----- Listed records

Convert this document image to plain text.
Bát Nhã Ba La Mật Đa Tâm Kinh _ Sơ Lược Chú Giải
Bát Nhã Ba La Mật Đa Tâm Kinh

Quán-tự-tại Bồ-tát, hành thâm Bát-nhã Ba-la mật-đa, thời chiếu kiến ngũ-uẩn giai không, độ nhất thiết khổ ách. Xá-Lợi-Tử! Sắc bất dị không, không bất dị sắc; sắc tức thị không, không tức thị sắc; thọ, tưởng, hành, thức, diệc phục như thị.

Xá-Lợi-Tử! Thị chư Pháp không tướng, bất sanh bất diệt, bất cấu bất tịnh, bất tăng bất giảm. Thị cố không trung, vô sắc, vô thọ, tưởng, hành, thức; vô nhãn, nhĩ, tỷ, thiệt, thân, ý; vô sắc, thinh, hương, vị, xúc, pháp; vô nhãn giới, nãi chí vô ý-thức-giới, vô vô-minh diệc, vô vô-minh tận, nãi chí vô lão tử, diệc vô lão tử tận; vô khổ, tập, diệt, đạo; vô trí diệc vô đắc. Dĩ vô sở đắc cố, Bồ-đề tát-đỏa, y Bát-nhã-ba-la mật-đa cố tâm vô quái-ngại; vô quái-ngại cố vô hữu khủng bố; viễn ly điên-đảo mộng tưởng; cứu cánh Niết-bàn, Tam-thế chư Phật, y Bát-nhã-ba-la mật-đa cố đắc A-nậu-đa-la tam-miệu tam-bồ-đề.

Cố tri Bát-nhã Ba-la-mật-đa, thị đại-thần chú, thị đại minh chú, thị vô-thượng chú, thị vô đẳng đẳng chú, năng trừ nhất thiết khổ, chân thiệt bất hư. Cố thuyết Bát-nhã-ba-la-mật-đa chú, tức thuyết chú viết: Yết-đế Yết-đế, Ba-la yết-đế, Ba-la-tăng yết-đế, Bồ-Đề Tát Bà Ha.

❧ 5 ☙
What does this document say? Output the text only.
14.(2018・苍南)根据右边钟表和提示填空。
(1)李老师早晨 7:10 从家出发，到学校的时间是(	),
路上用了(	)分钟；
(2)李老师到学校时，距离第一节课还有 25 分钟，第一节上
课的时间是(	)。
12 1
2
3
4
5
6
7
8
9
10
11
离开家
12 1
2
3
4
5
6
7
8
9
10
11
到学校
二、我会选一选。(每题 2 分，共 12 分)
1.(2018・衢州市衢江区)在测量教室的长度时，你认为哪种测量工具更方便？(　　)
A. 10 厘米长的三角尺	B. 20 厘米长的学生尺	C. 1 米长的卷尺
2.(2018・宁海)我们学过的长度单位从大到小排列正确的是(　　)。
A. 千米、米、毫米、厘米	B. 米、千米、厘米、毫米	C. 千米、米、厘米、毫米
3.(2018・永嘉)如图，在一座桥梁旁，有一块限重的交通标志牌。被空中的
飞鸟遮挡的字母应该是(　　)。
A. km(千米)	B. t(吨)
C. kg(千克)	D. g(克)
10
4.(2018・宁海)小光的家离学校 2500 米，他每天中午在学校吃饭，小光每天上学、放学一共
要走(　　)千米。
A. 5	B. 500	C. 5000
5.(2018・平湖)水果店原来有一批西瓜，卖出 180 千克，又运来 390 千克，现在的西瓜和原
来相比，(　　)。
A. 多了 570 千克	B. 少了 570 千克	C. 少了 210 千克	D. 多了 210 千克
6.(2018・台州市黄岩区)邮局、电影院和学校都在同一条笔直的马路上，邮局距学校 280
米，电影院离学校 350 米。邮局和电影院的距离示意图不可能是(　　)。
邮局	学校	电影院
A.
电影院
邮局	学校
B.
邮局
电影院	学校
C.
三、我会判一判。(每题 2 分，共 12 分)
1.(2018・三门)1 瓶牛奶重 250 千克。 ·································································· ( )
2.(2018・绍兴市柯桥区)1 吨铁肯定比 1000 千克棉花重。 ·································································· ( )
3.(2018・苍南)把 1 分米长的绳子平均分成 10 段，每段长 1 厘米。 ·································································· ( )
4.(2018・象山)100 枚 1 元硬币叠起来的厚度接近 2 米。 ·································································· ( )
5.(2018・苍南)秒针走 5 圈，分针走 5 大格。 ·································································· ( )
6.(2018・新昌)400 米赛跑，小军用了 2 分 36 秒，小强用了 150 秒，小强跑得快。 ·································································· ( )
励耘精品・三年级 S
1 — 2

----------

- **Task brief**: Tell how many lines of the data include the word "tưởng", and nothing else.

- **Finished task**: 2